◆ **WRITTEN INSTRUCTION**:
Below are some records: retype them all exactly, but not the pictures.

◆ **DATA PROVIDED**:
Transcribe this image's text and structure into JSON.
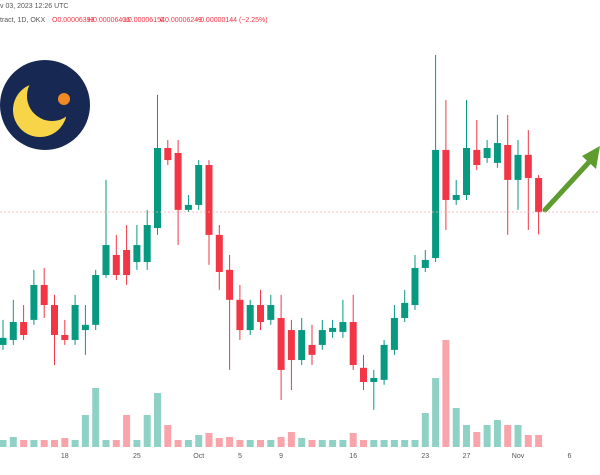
{
  "chart_data": {
    "type": "candlestick",
    "title": "v 03, 2023 12:26 UTC",
    "subtitle": "tract, 1D, OKX",
    "ohlc_labels": [
      "O0.00006393",
      "H0.00006406",
      "L0.00006154",
      "C0.00006249",
      "−0.00000144 (−2.25%)"
    ],
    "categories": [
      null,
      null,
      null,
      null,
      null,
      null,
      "18",
      null,
      null,
      null,
      null,
      null,
      null,
      "25",
      null,
      null,
      null,
      null,
      null,
      "Oct",
      null,
      null,
      null,
      "5",
      null,
      null,
      null,
      "9",
      null,
      null,
      null,
      null,
      null,
      null,
      "16",
      null,
      null,
      null,
      null,
      null,
      null,
      "23",
      null,
      null,
      null,
      "27",
      null,
      null,
      null,
      null,
      "Nov",
      null,
      null,
      null,
      null,
      "6"
    ],
    "open": [
      5.686e-05,
      5.707e-05,
      5.783e-05,
      5.792e-05,
      5.94e-05,
      5.855e-05,
      5.728e-05,
      5.707e-05,
      5.749e-05,
      5.771e-05,
      5.982e-05,
      6.067e-05,
      6.088e-05,
      6.037e-05,
      6.037e-05,
      6.181e-05,
      6.52e-05,
      6.499e-05,
      6.258e-05,
      6.279e-05,
      6.448e-05,
      6.152e-05,
      6.004e-05,
      5.877e-05,
      5.749e-05,
      5.855e-05,
      5.792e-05,
      5.8e-05,
      5.749e-05,
      5.622e-05,
      5.686e-05,
      5.686e-05,
      5.741e-05,
      5.741e-05,
      5.783e-05,
      5.589e-05,
      5.529e-05,
      5.538e-05,
      5.665e-05,
      5.8e-05,
      5.855e-05,
      6.012e-05,
      6.054e-05,
      6.512e-05,
      6.3e-05,
      6.321e-05,
      6.512e-05,
      6.478e-05,
      6.457e-05,
      6.533e-05,
      6.385e-05,
      6.491e-05,
      6.393e-05,
      null,
      null,
      null
    ],
    "high": [
      5.792e-05,
      5.877e-05,
      5.855e-05,
      6.004e-05,
      6.012e-05,
      5.898e-05,
      5.792e-05,
      5.898e-05,
      5.855e-05,
      6.004e-05,
      6.385e-05,
      6.152e-05,
      6.194e-05,
      6.194e-05,
      6.258e-05,
      6.745e-05,
      6.554e-05,
      6.554e-05,
      6.321e-05,
      6.469e-05,
      6.469e-05,
      6.194e-05,
      6.067e-05,
      5.94e-05,
      5.877e-05,
      5.919e-05,
      5.898e-05,
      5.898e-05,
      5.792e-05,
      5.8e-05,
      5.771e-05,
      5.792e-05,
      5.792e-05,
      5.877e-05,
      5.898e-05,
      5.644e-05,
      5.58e-05,
      5.707e-05,
      5.855e-05,
      5.919e-05,
      6.067e-05,
      6.088e-05,
      6.914e-05,
      6.723e-05,
      6.385e-05,
      6.723e-05,
      6.639e-05,
      6.554e-05,
      6.66e-05,
      6.66e-05,
      6.554e-05,
      6.596e-05,
      6.406e-05,
      null,
      null,
      null
    ],
    "low": [
      5.665e-05,
      5.686e-05,
      5.707e-05,
      5.771e-05,
      5.8e-05,
      5.601e-05,
      5.686e-05,
      5.686e-05,
      5.644e-05,
      5.749e-05,
      5.97e-05,
      5.961e-05,
      5.94e-05,
      6.004e-05,
      6.004e-05,
      6.152e-05,
      6.448e-05,
      6.109e-05,
      6.249e-05,
      6.258e-05,
      6.025e-05,
      5.919e-05,
      5.58e-05,
      5.707e-05,
      5.728e-05,
      5.749e-05,
      5.771e-05,
      5.453e-05,
      5.495e-05,
      5.601e-05,
      5.601e-05,
      5.665e-05,
      5.716e-05,
      5.716e-05,
      5.58e-05,
      5.495e-05,
      5.411e-05,
      5.517e-05,
      5.644e-05,
      5.783e-05,
      5.834e-05,
      5.995e-05,
      6.037e-05,
      6.173e-05,
      6.279e-05,
      6.3e-05,
      6.427e-05,
      6.457e-05,
      6.436e-05,
      6.152e-05,
      6.258e-05,
      6.173e-05,
      6.154e-05,
      null,
      null,
      null
    ],
    "close": [
      5.716e-05,
      5.783e-05,
      5.728e-05,
      5.94e-05,
      5.855e-05,
      5.728e-05,
      5.707e-05,
      5.855e-05,
      5.771e-05,
      5.982e-05,
      6.109e-05,
      5.982e-05,
      5.982e-05,
      6.109e-05,
      6.194e-05,
      6.52e-05,
      6.469e-05,
      6.258e-05,
      6.279e-05,
      6.448e-05,
      6.152e-05,
      5.995e-05,
      5.877e-05,
      5.749e-05,
      5.855e-05,
      5.783e-05,
      5.855e-05,
      5.58e-05,
      5.622e-05,
      5.749e-05,
      5.644e-05,
      5.749e-05,
      5.758e-05,
      5.783e-05,
      5.601e-05,
      5.529e-05,
      5.546e-05,
      5.686e-05,
      5.8e-05,
      5.864e-05,
      6.012e-05,
      6.046e-05,
      6.512e-05,
      6.3e-05,
      6.321e-05,
      6.52e-05,
      6.448e-05,
      6.52e-05,
      6.541e-05,
      6.385e-05,
      6.491e-05,
      6.393e-05,
      6.249e-05,
      null,
      null,
      null
    ],
    "volume": [
      7,
      10,
      7,
      7,
      7,
      7,
      9,
      7,
      32,
      59,
      7,
      7,
      32,
      7,
      32,
      54,
      22,
      7,
      7,
      12,
      14,
      9,
      10,
      7,
      7,
      7,
      7,
      10,
      15,
      9,
      7,
      7,
      7,
      7,
      14,
      7,
      7,
      7,
      7,
      7,
      7,
      34,
      69,
      107,
      39,
      22,
      15,
      22,
      27,
      22,
      22,
      12,
      12,
      null,
      null,
      null
    ],
    "ylim": [
      5.135e-05,
      7.147e-05
    ],
    "vlim": [
      0,
      120
    ],
    "up_color": "#089981",
    "down_color": "#f23645"
  }
}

◆ **THE SOLUTION**:
Transcribe this image's text and structure into JSON.
{
  "chart_data": {
    "type": "candlestick",
    "title": "v 03, 2023 12:26 UTC",
    "subtitle": "tract, 1D, OKX",
    "ohlc_labels": [
      "O0.00006393",
      "H0.00006406",
      "L0.00006154",
      "C0.00006249",
      "−0.00000144 (−2.25%)"
    ],
    "categories": [
      null,
      null,
      null,
      null,
      null,
      null,
      "18",
      null,
      null,
      null,
      null,
      null,
      null,
      "25",
      null,
      null,
      null,
      null,
      null,
      "Oct",
      null,
      null,
      null,
      "5",
      null,
      null,
      null,
      "9",
      null,
      null,
      null,
      null,
      null,
      null,
      "16",
      null,
      null,
      null,
      null,
      null,
      null,
      "23",
      null,
      null,
      null,
      "27",
      null,
      null,
      null,
      null,
      "Nov",
      null,
      null,
      null,
      null,
      "6"
    ],
    "open": [
      5.686e-05,
      5.707e-05,
      5.783e-05,
      5.792e-05,
      5.94e-05,
      5.855e-05,
      5.728e-05,
      5.707e-05,
      5.749e-05,
      5.771e-05,
      5.982e-05,
      6.067e-05,
      6.088e-05,
      6.037e-05,
      6.037e-05,
      6.181e-05,
      6.52e-05,
      6.499e-05,
      6.258e-05,
      6.279e-05,
      6.448e-05,
      6.152e-05,
      6.004e-05,
      5.877e-05,
      5.749e-05,
      5.855e-05,
      5.792e-05,
      5.8e-05,
      5.749e-05,
      5.622e-05,
      5.686e-05,
      5.686e-05,
      5.741e-05,
      5.741e-05,
      5.783e-05,
      5.589e-05,
      5.529e-05,
      5.538e-05,
      5.665e-05,
      5.8e-05,
      5.855e-05,
      6.012e-05,
      6.054e-05,
      6.512e-05,
      6.3e-05,
      6.321e-05,
      6.512e-05,
      6.478e-05,
      6.457e-05,
      6.533e-05,
      6.385e-05,
      6.491e-05,
      6.393e-05,
      null,
      null,
      null
    ],
    "high": [
      5.792e-05,
      5.877e-05,
      5.855e-05,
      6.004e-05,
      6.012e-05,
      5.898e-05,
      5.792e-05,
      5.898e-05,
      5.855e-05,
      6.004e-05,
      6.385e-05,
      6.152e-05,
      6.194e-05,
      6.194e-05,
      6.258e-05,
      6.745e-05,
      6.554e-05,
      6.554e-05,
      6.321e-05,
      6.469e-05,
      6.469e-05,
      6.194e-05,
      6.067e-05,
      5.94e-05,
      5.877e-05,
      5.919e-05,
      5.898e-05,
      5.898e-05,
      5.792e-05,
      5.8e-05,
      5.771e-05,
      5.792e-05,
      5.792e-05,
      5.877e-05,
      5.898e-05,
      5.644e-05,
      5.58e-05,
      5.707e-05,
      5.855e-05,
      5.919e-05,
      6.067e-05,
      6.088e-05,
      6.914e-05,
      6.723e-05,
      6.385e-05,
      6.723e-05,
      6.639e-05,
      6.554e-05,
      6.66e-05,
      6.66e-05,
      6.554e-05,
      6.596e-05,
      6.406e-05,
      null,
      null,
      null
    ],
    "low": [
      5.665e-05,
      5.686e-05,
      5.707e-05,
      5.771e-05,
      5.8e-05,
      5.601e-05,
      5.686e-05,
      5.686e-05,
      5.644e-05,
      5.749e-05,
      5.97e-05,
      5.961e-05,
      5.94e-05,
      6.004e-05,
      6.004e-05,
      6.152e-05,
      6.448e-05,
      6.109e-05,
      6.249e-05,
      6.258e-05,
      6.025e-05,
      5.919e-05,
      5.58e-05,
      5.707e-05,
      5.728e-05,
      5.749e-05,
      5.771e-05,
      5.453e-05,
      5.495e-05,
      5.601e-05,
      5.601e-05,
      5.665e-05,
      5.716e-05,
      5.716e-05,
      5.58e-05,
      5.495e-05,
      5.411e-05,
      5.517e-05,
      5.644e-05,
      5.783e-05,
      5.834e-05,
      5.995e-05,
      6.037e-05,
      6.173e-05,
      6.279e-05,
      6.3e-05,
      6.427e-05,
      6.457e-05,
      6.436e-05,
      6.152e-05,
      6.258e-05,
      6.173e-05,
      6.154e-05,
      null,
      null,
      null
    ],
    "close": [
      5.716e-05,
      5.783e-05,
      5.728e-05,
      5.94e-05,
      5.855e-05,
      5.728e-05,
      5.707e-05,
      5.855e-05,
      5.771e-05,
      5.982e-05,
      6.109e-05,
      5.982e-05,
      5.982e-05,
      6.109e-05,
      6.194e-05,
      6.52e-05,
      6.469e-05,
      6.258e-05,
      6.279e-05,
      6.448e-05,
      6.152e-05,
      5.995e-05,
      5.877e-05,
      5.749e-05,
      5.855e-05,
      5.783e-05,
      5.855e-05,
      5.58e-05,
      5.622e-05,
      5.749e-05,
      5.644e-05,
      5.749e-05,
      5.758e-05,
      5.783e-05,
      5.601e-05,
      5.529e-05,
      5.546e-05,
      5.686e-05,
      5.8e-05,
      5.864e-05,
      6.012e-05,
      6.046e-05,
      6.512e-05,
      6.3e-05,
      6.321e-05,
      6.52e-05,
      6.448e-05,
      6.52e-05,
      6.541e-05,
      6.385e-05,
      6.491e-05,
      6.393e-05,
      6.249e-05,
      null,
      null,
      null
    ],
    "volume": [
      7,
      10,
      7,
      7,
      7,
      7,
      9,
      7,
      32,
      59,
      7,
      7,
      32,
      7,
      32,
      54,
      22,
      7,
      7,
      12,
      14,
      9,
      10,
      7,
      7,
      7,
      7,
      10,
      15,
      9,
      7,
      7,
      7,
      7,
      14,
      7,
      7,
      7,
      7,
      7,
      7,
      34,
      69,
      107,
      39,
      22,
      15,
      22,
      27,
      22,
      22,
      12,
      12,
      null,
      null,
      null
    ],
    "ylim": [
      5.135e-05,
      7.147e-05
    ],
    "vlim": [
      0,
      120
    ],
    "up_color": "#089981",
    "down_color": "#f23645"
  }
}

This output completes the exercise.